### Aim of the exercise
From the listing below, work out how many lines contain "name". Reply with that number only.

BEGIN Record excerpts

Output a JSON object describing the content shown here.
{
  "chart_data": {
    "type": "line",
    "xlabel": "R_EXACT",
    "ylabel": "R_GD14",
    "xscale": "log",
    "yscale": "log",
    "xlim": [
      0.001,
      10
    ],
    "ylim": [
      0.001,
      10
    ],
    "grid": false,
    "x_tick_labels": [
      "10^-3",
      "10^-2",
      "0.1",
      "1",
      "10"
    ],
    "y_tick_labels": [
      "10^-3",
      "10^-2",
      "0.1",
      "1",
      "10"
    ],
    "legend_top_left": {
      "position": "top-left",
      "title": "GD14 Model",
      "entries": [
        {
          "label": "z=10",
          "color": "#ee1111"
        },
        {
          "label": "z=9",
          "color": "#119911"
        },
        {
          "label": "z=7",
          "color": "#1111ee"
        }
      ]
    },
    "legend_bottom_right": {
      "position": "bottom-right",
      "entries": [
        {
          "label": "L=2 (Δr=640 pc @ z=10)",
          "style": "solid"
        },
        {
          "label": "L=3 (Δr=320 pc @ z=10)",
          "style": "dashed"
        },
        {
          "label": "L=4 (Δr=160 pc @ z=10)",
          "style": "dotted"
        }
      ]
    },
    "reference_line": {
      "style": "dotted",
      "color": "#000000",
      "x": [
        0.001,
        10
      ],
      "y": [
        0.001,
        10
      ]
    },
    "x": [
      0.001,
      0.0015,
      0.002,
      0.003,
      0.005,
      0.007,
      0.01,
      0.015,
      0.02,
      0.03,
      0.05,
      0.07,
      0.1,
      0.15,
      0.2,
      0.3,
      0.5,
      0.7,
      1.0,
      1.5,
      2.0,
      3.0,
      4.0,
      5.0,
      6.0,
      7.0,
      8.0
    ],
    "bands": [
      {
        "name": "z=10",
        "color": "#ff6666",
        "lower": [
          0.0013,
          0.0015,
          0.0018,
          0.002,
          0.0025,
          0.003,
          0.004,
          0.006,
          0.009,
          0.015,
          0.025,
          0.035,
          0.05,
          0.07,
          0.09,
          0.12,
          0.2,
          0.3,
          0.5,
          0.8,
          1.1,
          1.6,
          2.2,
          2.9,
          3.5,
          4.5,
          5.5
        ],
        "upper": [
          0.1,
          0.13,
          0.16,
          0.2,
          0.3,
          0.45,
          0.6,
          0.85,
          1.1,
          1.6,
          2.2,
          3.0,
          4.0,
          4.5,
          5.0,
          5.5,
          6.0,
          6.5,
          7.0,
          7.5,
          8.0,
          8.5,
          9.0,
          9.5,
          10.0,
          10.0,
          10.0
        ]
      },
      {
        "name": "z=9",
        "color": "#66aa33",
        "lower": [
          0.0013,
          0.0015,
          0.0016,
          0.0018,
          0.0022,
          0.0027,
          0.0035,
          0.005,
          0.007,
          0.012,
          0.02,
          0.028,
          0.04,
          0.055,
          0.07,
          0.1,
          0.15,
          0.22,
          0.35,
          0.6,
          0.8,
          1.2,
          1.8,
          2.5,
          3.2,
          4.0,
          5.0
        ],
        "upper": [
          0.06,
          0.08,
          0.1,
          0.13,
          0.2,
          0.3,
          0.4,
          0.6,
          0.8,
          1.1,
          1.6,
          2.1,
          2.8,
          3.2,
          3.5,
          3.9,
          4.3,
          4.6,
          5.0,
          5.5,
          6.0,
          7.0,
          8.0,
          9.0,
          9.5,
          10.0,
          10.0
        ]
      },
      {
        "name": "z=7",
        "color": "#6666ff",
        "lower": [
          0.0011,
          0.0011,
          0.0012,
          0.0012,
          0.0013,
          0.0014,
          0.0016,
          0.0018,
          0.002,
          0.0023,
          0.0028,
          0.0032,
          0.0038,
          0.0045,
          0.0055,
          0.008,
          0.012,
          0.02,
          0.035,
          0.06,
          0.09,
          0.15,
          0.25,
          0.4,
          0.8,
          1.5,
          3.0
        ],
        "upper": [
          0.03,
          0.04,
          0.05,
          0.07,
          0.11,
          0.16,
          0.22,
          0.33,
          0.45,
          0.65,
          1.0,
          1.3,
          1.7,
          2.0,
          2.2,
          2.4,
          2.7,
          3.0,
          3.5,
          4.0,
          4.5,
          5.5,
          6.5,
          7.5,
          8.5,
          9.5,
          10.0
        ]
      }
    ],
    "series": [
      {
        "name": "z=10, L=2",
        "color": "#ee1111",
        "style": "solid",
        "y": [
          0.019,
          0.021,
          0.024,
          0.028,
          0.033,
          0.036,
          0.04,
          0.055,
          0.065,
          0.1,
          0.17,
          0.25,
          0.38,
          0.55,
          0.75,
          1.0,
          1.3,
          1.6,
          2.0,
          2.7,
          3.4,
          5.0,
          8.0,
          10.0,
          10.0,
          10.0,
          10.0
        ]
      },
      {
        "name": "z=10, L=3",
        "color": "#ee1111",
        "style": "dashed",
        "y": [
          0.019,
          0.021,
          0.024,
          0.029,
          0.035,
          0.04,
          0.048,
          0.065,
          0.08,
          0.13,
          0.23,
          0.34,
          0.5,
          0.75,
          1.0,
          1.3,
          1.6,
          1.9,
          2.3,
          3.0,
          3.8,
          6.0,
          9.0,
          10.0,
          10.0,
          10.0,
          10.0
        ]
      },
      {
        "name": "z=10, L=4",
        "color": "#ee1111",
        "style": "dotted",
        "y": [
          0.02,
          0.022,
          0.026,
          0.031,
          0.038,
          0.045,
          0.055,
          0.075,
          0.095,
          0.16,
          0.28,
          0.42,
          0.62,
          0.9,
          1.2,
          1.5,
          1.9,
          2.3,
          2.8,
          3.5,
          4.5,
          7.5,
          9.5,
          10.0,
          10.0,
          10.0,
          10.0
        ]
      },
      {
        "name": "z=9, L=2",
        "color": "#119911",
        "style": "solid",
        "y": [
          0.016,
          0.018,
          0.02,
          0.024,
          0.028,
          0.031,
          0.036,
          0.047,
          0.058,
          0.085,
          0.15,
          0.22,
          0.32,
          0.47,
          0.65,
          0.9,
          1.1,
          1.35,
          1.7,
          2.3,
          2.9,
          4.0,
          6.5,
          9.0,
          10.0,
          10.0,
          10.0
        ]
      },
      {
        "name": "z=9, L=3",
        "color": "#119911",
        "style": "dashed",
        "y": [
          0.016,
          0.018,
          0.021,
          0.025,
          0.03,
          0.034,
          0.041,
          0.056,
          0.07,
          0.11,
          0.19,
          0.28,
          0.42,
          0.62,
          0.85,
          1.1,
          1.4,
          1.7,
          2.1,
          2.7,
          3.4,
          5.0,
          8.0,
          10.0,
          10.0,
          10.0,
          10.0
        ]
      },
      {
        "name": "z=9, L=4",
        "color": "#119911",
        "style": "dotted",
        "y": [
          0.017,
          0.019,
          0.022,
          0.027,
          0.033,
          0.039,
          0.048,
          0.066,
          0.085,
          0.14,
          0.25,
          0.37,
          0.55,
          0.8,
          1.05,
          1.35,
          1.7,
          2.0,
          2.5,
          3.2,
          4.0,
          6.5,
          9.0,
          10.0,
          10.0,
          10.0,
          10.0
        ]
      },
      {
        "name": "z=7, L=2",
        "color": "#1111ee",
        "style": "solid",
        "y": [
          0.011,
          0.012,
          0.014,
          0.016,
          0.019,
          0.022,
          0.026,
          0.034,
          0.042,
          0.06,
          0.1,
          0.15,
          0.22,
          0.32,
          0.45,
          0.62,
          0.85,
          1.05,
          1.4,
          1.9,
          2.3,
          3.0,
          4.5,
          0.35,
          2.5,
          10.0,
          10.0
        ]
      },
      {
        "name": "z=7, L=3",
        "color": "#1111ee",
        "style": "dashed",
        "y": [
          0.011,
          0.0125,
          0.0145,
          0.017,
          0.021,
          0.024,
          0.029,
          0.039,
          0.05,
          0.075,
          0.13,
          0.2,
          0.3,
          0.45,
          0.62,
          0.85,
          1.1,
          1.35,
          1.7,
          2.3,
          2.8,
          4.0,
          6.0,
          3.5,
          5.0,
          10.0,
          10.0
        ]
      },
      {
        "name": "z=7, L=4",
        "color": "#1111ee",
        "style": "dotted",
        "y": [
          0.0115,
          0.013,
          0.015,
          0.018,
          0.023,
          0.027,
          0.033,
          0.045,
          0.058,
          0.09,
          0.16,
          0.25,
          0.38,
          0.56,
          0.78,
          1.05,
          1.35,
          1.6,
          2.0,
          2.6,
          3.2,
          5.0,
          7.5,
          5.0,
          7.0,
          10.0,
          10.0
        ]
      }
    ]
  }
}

END Record excerpts

### Worked solution
12